Some records
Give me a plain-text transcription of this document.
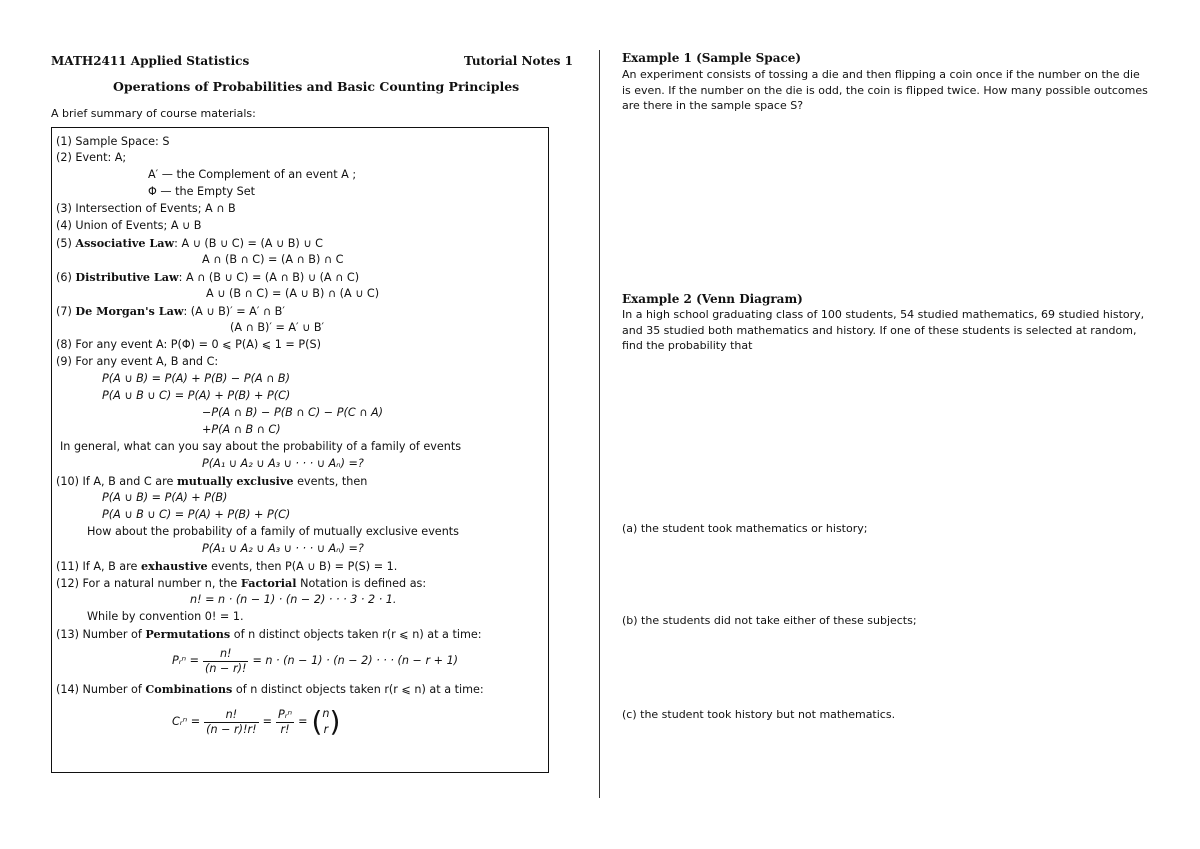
MATH2411 Applied Statistics	Tutorial Notes 1
Operations of Probabilities and Basic Counting Principles
A brief summary of course materials:
(1) Sample Space: S
(2) Event: A;
A′ — the Complement of an event A ;
Φ — the Empty Set
(3) Intersection of Events; A ∩ B
(4) Union of Events; A ∪ B
(5) Associative Law: A ∪ (B ∪ C) = (A ∪ B) ∪ C
A ∩ (B ∩ C) = (A ∩ B) ∩ C
(6) Distributive Law: A ∩ (B ∪ C) = (A ∩ B) ∪ (A ∩ C)
A ∪ (B ∩ C) = (A ∪ B) ∩ (A ∪ C)
(7) De Morgan's Law: (A ∪ B)′ = A′ ∩ B′
(A ∩ B)′ = A′ ∪ B′
(8) For any event A: P(Φ) = 0 ⩽ P(A) ⩽ 1 = P(S)
(9) For any event A, B and C:
P(A ∪ B) = P(A) + P(B) − P(A ∩ B)
P(A ∪ B ∪ C) = P(A) + P(B) + P(C)
−P(A ∩ B) − P(B ∩ C) − P(C ∩ A)
+P(A ∩ B ∩ C)
In general, what can you say about the probability of a family of events
P(A₁ ∪ A₂ ∪ A₃ ∪ · · · ∪ Aₙ) =?
(10) If A, B and C are mutually exclusive events, then
P(A ∪ B) = P(A) + P(B)
P(A ∪ B ∪ C) = P(A) + P(B) + P(C)
How about the probability of a family of mutually exclusive events
P(A₁ ∪ A₂ ∪ A₃ ∪ · · · ∪ Aₙ) =?
(11) If A, B are exhaustive events, then P(A ∪ B) = P(S) = 1.
(12) For a natural number n, the Factorial Notation is defined as:
n! = n · (n − 1) · (n − 2) · · · 3 · 2 · 1.
While by convention 0! = 1.
(13) Number of Permutations of n distinct objects taken r(r ⩽ n) at a time:
Pᵣⁿ = $\frac{n!}{(n - r)!} = n \cdot (n - 1) \cdot (n - 2)$ · · · (n − r + 1)
(14) Number of Combinations of n distinct objects taken r(r ⩽ n) at a time:
Cᵣⁿ = $\frac{n!}{(n - r)!r!} = \frac{\text{Pᵣⁿ}}{r!}$ = ( n
r )
Example 1 (Sample Space)
An experiment consists of tossing a die and then flipping a coin once if the number on the die is even. If the number on the die is odd, the coin is flipped twice. How many possible outcomes are there in the sample space S?
Example 2 (Venn Diagram)
In a high school graduating class of 100 students, 54 studied mathematics, 69 studied history, and 35 studied both mathematics and history. If one of these students is selected at random, find the probability that
(a) the student took mathematics or history;
(b) the students did not take either of these subjects;
(c) the student took history but not mathematics.
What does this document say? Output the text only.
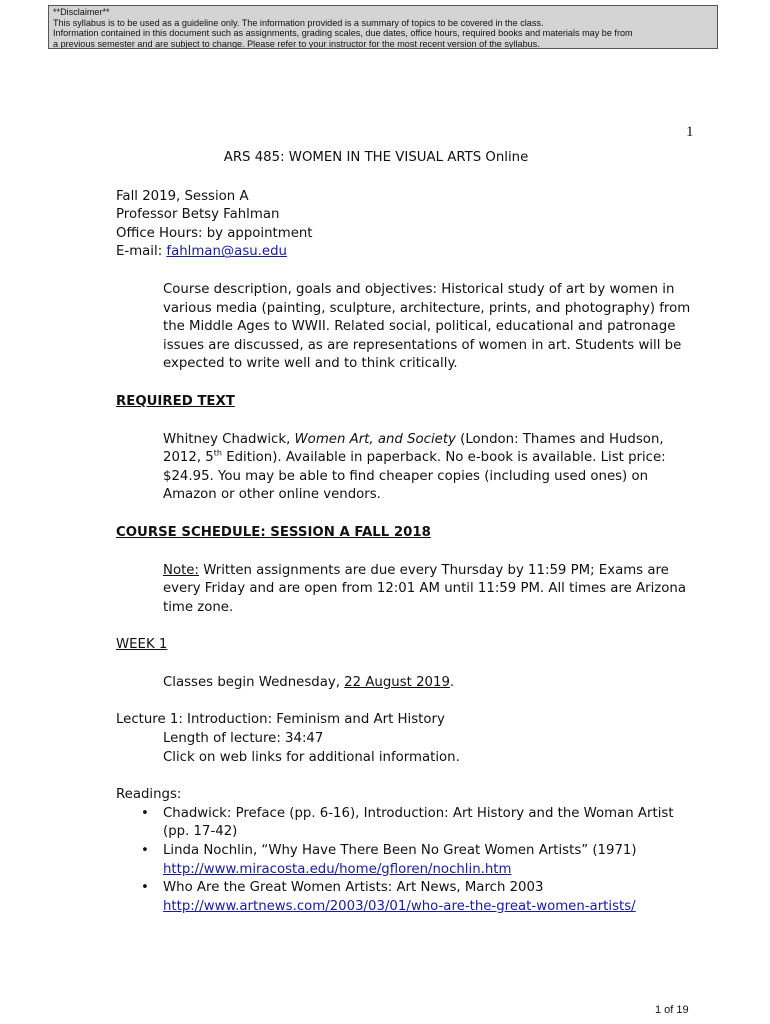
**Disclaimer**
This syllabus is to be used as a guideline only. The information provided is a summary of topics to be covered in the class.
Information contained in this document such as assignments, grading scales, due dates, office hours, required books and materials may be from
a previous semester and are subject to change. Please refer to your instructor for the most recent version of the syllabus.
1
ARS 485: WOMEN IN THE VISUAL ARTS Online
Fall 2019, Session A
Professor Betsy Fahlman
Office Hours: by appointment
E-mail: fahlman@asu.edu
Course description, goals and objectives: Historical study of art by women in various media (painting, sculpture, architecture, prints, and photography) from the Middle Ages to WWII. Related social, political, educational and patronage issues are discussed, as are representations of women in art. Students will be expected to write well and to think critically.
REQUIRED TEXT
Whitney Chadwick, Women Art, and Society (London: Thames and Hudson, 2012, 5th Edition). Available in paperback. No e-book is available. List price: $24.95. You may be able to find cheaper copies (including used ones) on Amazon or other online vendors.
COURSE SCHEDULE: SESSION A FALL 2018
Note: Written assignments are due every Thursday by 11:59 PM; Exams are every Friday and are open from 12:01 AM until 11:59 PM. All times are Arizona time zone.
WEEK 1
Classes begin Wednesday, 22 August 2019.
Lecture 1: Introduction: Feminism and Art History
Length of lecture: 34:47
Click on web links for additional information.
Readings:
• Chadwick: Preface (pp. 6-16), Introduction: Art History and the Woman Artist (pp. 17-42)
• Linda Nochlin, “Why Have There Been No Great Women Artists” (1971)
http://www.miracosta.edu/home/gfloren/nochlin.htm
• Who Are the Great Women Artists: Art News, March 2003
http://www.artnews.com/2003/03/01/who-are-the-great-women-artists/
1 of 19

**GIVEN EXERCISE:**
Transcribe the whole listing, character for character, but not its images.

**FINISHED EXERCISE:**
Give me a plain-text transcription of this document.
MATH2411 Applied Statistics	Tutorial Notes 1
Operations of Probabilities and Basic Counting Principles
A brief summary of course materials:
(1) Sample Space: S
(2) Event: A;
A′ — the Complement of an event A ;
Φ — the Empty Set
(3) Intersection of Events; A ∩ B
(4) Union of Events; A ∪ B
(5) Associative Law: A ∪ (B ∪ C) = (A ∪ B) ∪ C
A ∩ (B ∩ C) = (A ∩ B) ∩ C
(6) Distributive Law: A ∩ (B ∪ C) = (A ∩ B) ∪ (A ∩ C)
A ∪ (B ∩ C) = (A ∪ B) ∩ (A ∪ C)
(7) De Morgan's Law: (A ∪ B)′ = A′ ∩ B′
(A ∩ B)′ = A′ ∪ B′
(8) For any event A: P(Φ) = 0 ⩽ P(A) ⩽ 1 = P(S)
(9) For any event A, B and C:
P(A ∪ B) = P(A) + P(B) − P(A ∩ B)
P(A ∪ B ∪ C) = P(A) + P(B) + P(C)
−P(A ∩ B) − P(B ∩ C) − P(C ∩ A)
+P(A ∩ B ∩ C)
In general, what can you say about the probability of a family of events
P(A₁ ∪ A₂ ∪ A₃ ∪ · · · ∪ Aₙ) =?
(10) If A, B and C are mutually exclusive events, then
P(A ∪ B) = P(A) + P(B)
P(A ∪ B ∪ C) = P(A) + P(B) + P(C)
How about the probability of a family of mutually exclusive events
P(A₁ ∪ A₂ ∪ A₃ ∪ · · · ∪ Aₙ) =?
(11) If A, B are exhaustive events, then P(A ∪ B) = P(S) = 1.
(12) For a natural number n, the Factorial Notation is defined as:
n! = n · (n − 1) · (n − 2) · · · 3 · 2 · 1.
While by convention 0! = 1.
(13) Number of Permutations of n distinct objects taken r(r ⩽ n) at a time:
Pᵣⁿ = $\frac{n!}{(n - r)!} = n \cdot (n - 1) \cdot (n - 2)$ · · · (n − r + 1)
(14) Number of Combinations of n distinct objects taken r(r ⩽ n) at a time:
Cᵣⁿ = $\frac{n!}{(n - r)!r!} = \frac{\text{Pᵣⁿ}}{r!}$ = ( n
r )
Example 1 (Sample Space)
An experiment consists of tossing a die and then flipping a coin once if the number on the die is even. If the number on the die is odd, the coin is flipped twice. How many possible outcomes are there in the sample space S?
Example 2 (Venn Diagram)
In a high school graduating class of 100 students, 54 studied mathematics, 69 studied history, and 35 studied both mathematics and history. If one of these students is selected at random, find the probability that
(a) the student took mathematics or history;
(b) the students did not take either of these subjects;
(c) the student took history but not mathematics.
What does this document say? Output the text only.
**Disclaimer**
This syllabus is to be used as a guideline only. The information provided is a summary of topics to be covered in the class.
Information contained in this document such as assignments, grading scales, due dates, office hours, required books and materials may be from
a previous semester and are subject to change. Please refer to your instructor for the most recent version of the syllabus.
1
ARS 485: WOMEN IN THE VISUAL ARTS Online
Fall 2019, Session A
Professor Betsy Fahlman
Office Hours: by appointment
E-mail: fahlman@asu.edu
Course description, goals and objectives: Historical study of art by women in various media (painting, sculpture, architecture, prints, and photography) from the Middle Ages to WWII. Related social, political, educational and patronage issues are discussed, as are representations of women in art. Students will be expected to write well and to think critically.
REQUIRED TEXT
Whitney Chadwick, Women Art, and Society (London: Thames and Hudson, 2012, 5th Edition). Available in paperback. No e-book is available. List price: $24.95. You may be able to find cheaper copies (including used ones) on Amazon or other online vendors.
COURSE SCHEDULE: SESSION A FALL 2018
Note: Written assignments are due every Thursday by 11:59 PM; Exams are every Friday and are open from 12:01 AM until 11:59 PM. All times are Arizona time zone.
WEEK 1
Classes begin Wednesday, 22 August 2019.
Lecture 1: Introduction: Feminism and Art History
Length of lecture: 34:47
Click on web links for additional information.
Readings:
• Chadwick: Preface (pp. 6-16), Introduction: Art History and the Woman Artist (pp. 17-42)
• Linda Nochlin, “Why Have There Been No Great Women Artists” (1971)
http://www.miracosta.edu/home/gfloren/nochlin.htm
• Who Are the Great Women Artists: Art News, March 2003
http://www.artnews.com/2003/03/01/who-are-the-great-women-artists/
1 of 19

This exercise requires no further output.